§ Goal of the exercise
Pick every line from the data that holds the word "印章使用申请表".

§ Raw records
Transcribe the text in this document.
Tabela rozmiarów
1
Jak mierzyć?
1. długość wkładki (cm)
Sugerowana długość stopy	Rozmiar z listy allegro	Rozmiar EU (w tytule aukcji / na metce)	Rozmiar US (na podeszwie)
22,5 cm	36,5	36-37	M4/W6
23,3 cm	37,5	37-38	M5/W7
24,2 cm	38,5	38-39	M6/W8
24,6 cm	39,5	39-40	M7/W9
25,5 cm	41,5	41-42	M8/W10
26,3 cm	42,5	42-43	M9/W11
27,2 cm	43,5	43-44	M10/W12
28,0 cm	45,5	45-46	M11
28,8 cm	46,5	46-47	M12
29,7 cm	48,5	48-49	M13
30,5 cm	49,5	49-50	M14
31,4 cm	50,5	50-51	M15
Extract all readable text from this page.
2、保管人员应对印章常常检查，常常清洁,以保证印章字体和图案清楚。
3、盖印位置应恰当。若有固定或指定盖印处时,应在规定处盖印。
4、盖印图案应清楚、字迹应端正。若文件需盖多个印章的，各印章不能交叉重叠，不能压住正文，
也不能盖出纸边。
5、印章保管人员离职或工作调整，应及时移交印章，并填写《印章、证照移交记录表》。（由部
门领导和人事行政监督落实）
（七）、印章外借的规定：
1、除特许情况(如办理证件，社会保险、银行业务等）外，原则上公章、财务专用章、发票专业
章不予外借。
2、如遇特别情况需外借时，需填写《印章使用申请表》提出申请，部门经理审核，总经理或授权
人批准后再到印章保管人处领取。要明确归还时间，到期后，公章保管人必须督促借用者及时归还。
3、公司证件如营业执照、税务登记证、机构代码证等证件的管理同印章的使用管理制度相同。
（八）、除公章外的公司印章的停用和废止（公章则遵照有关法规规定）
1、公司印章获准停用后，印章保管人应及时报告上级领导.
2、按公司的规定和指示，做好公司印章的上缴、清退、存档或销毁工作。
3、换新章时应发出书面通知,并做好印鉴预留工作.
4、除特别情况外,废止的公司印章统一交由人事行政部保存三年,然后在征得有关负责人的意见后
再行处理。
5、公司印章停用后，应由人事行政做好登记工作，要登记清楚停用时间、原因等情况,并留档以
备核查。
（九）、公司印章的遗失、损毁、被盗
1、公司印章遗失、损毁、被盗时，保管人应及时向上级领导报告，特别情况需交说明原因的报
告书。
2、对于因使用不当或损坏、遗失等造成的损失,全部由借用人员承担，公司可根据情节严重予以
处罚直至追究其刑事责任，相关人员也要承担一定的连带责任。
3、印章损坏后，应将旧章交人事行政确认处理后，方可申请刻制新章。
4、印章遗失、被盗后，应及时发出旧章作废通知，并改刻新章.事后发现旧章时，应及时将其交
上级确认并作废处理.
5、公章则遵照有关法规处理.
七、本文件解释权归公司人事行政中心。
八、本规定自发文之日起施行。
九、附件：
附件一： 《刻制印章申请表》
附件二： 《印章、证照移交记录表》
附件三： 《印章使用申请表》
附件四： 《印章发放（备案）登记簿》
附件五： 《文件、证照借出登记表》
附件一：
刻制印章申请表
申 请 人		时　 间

§ Complete response
2、如遇特别情况需外借时，需填写《印章使用申请表》提出申请，部门经理审核，总经理或授权
附件三： 《印章使用申请表》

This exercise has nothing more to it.